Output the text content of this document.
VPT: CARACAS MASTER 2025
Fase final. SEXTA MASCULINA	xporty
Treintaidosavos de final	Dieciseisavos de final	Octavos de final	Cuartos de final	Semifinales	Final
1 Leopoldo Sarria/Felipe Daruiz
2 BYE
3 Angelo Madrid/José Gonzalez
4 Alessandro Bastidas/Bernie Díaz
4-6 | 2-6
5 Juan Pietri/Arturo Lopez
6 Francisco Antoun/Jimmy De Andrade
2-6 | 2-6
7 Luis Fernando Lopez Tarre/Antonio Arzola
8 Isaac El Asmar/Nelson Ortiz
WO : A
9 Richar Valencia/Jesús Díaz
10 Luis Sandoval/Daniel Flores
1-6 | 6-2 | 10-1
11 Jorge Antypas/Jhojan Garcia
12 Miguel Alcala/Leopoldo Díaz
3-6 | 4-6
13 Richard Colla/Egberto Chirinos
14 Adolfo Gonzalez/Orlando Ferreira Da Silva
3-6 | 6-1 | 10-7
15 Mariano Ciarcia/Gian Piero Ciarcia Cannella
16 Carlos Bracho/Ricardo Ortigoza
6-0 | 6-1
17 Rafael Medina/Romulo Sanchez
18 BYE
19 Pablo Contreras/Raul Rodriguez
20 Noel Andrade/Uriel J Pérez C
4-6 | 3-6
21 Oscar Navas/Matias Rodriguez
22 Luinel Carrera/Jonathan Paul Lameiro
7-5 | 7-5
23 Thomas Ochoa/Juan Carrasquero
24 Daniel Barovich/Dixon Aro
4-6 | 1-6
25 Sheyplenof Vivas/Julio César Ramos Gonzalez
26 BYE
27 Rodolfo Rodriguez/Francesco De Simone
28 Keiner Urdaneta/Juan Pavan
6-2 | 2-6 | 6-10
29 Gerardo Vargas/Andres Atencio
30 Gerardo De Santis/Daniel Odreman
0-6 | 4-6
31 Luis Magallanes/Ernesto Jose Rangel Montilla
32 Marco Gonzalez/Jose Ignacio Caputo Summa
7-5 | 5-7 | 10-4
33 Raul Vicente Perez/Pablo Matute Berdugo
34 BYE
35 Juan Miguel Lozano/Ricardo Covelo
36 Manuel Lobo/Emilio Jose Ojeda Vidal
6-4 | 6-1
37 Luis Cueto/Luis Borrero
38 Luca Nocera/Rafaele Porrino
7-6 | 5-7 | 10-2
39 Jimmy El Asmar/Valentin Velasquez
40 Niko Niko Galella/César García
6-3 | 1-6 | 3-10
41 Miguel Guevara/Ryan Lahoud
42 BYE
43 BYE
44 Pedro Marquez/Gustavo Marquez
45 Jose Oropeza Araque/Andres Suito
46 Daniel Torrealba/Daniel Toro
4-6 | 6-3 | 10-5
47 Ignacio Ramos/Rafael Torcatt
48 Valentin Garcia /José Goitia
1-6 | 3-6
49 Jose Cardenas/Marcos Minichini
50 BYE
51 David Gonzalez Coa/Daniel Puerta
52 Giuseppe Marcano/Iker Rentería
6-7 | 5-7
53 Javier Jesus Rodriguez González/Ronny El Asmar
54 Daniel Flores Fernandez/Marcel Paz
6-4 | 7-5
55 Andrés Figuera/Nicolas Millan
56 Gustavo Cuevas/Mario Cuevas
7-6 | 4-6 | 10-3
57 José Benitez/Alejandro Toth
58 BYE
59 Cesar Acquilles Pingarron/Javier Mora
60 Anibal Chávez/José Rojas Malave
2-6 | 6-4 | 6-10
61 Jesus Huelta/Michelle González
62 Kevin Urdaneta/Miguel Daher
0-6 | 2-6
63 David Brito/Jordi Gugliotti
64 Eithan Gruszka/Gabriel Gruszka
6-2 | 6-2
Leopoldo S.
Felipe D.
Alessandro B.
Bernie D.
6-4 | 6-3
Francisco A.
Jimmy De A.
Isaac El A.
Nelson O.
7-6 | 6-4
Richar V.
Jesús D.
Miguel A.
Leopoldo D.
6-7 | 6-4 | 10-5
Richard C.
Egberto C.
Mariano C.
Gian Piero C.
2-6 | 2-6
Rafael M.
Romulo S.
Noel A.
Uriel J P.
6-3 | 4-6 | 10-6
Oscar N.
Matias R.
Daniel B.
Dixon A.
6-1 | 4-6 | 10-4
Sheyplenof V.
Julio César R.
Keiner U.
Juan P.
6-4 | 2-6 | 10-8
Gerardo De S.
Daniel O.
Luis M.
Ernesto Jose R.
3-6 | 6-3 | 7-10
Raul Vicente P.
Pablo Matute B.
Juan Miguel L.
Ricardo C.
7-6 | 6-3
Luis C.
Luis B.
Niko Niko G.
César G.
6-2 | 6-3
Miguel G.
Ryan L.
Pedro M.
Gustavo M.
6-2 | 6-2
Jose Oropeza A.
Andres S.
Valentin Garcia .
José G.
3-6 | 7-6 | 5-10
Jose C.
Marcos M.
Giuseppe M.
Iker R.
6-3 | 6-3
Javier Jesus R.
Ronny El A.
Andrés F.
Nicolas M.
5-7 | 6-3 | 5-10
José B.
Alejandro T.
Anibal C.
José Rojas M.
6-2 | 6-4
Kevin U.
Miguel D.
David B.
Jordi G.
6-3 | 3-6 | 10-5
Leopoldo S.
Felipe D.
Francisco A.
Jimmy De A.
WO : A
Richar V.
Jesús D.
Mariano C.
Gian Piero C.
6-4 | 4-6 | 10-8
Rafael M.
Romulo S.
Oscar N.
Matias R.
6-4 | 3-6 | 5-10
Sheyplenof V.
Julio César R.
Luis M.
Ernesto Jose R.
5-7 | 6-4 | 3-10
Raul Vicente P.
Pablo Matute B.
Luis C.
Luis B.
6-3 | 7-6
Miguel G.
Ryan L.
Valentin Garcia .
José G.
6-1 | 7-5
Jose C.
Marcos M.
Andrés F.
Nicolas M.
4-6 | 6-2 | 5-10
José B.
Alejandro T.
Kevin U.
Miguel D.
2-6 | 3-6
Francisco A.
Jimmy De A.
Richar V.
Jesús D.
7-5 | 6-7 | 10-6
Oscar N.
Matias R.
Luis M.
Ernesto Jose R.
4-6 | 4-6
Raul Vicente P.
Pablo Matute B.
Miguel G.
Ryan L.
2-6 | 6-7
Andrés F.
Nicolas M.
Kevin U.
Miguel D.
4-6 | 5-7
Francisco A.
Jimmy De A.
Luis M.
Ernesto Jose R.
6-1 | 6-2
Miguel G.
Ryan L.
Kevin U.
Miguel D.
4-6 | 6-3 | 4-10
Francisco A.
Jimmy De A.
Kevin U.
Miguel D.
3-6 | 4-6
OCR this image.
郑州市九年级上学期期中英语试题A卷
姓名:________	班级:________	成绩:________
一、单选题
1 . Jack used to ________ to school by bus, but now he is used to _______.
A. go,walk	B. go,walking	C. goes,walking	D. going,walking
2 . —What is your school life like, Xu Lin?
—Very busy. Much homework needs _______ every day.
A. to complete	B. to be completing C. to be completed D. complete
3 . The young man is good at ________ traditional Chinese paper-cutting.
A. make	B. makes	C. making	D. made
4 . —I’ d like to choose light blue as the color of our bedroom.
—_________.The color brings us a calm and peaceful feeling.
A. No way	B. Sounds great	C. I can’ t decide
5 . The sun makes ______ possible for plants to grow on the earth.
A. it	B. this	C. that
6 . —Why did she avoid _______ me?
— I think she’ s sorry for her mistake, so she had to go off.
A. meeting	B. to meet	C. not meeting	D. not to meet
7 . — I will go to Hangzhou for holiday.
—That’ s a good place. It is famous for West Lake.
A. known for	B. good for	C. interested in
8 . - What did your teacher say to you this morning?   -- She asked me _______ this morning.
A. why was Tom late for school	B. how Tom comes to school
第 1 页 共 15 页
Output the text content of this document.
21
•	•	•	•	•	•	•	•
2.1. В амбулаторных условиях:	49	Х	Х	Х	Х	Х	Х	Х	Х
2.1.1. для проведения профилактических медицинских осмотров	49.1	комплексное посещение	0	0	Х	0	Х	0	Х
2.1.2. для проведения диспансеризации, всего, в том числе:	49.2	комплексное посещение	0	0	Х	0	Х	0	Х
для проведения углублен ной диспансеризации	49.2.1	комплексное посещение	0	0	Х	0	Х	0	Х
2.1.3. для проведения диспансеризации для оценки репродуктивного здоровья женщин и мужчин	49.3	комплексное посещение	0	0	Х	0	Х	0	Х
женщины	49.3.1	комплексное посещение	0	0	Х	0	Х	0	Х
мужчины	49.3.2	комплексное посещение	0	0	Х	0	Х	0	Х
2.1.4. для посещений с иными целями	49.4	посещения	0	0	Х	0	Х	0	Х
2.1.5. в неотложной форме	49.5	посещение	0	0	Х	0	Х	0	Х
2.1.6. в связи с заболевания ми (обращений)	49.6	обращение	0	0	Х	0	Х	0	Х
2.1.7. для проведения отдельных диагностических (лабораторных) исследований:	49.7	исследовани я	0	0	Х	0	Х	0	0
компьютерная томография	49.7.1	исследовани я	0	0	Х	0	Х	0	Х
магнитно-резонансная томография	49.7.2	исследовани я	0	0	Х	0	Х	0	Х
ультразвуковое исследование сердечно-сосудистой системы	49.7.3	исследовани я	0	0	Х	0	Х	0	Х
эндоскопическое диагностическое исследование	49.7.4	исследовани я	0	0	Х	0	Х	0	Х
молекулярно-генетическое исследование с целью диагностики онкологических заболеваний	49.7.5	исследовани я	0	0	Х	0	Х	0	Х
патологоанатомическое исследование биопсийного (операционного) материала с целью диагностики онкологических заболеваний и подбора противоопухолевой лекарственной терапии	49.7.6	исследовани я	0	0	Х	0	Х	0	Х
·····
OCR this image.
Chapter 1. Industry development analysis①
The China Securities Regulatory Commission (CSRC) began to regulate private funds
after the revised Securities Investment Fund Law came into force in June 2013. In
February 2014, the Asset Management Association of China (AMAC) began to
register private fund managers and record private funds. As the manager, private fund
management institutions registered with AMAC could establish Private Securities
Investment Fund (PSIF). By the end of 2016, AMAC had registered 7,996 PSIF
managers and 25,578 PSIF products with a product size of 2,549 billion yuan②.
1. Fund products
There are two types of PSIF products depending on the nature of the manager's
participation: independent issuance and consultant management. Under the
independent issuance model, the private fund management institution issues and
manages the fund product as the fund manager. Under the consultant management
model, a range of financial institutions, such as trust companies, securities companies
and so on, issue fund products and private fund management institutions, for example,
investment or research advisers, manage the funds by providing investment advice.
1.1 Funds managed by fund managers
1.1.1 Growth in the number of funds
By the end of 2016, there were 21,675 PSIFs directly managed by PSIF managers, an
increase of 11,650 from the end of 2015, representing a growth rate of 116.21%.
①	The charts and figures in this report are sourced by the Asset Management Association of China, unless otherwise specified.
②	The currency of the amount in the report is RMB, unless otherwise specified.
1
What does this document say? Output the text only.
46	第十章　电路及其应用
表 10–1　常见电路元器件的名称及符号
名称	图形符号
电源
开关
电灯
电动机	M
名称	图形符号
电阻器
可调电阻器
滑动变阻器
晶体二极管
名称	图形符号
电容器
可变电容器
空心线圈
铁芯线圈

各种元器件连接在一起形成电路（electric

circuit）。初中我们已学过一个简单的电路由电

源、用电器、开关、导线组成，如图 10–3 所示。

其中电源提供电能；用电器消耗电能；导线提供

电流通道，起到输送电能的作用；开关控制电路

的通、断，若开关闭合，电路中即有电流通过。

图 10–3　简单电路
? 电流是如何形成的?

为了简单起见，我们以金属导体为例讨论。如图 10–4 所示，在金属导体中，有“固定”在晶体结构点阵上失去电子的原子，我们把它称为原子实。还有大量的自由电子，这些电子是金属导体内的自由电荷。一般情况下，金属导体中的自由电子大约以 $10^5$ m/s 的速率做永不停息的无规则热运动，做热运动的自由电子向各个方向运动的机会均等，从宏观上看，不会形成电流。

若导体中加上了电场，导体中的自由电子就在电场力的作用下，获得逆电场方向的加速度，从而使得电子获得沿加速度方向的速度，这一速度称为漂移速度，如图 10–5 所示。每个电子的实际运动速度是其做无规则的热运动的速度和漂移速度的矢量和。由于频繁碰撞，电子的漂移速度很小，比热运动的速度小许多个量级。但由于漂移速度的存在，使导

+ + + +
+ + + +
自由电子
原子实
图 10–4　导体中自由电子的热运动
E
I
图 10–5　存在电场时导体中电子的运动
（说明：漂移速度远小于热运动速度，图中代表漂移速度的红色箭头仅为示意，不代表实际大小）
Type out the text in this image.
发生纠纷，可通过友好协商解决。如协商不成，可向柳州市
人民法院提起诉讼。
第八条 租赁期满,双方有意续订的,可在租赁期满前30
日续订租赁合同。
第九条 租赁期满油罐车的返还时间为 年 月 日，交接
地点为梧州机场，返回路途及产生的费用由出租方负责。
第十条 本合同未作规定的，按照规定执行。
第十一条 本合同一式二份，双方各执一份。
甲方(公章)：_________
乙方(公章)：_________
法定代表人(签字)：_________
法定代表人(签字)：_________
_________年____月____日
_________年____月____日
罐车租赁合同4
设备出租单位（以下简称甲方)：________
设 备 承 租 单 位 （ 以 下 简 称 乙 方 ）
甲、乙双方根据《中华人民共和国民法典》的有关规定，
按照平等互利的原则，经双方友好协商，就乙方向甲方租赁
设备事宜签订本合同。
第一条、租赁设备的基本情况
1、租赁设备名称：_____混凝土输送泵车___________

#### Your objective
Check each line above for the word "онкологических" and copy the ones that have it.

#### Solution to the problem
молекулярно-генетическое исследование с целью диагностики онкологических заболеваний	49.7.5	исследовани я	0	0	Х	0	Х	0	Х
патологоанатомическое исследование биопсийного (операционного) материала с целью диагностики онкологических заболеваний и подбора противоопухолевой лекарственной терапии	49.7.6	исследовани я	0	0	Х	0	Х	0	Х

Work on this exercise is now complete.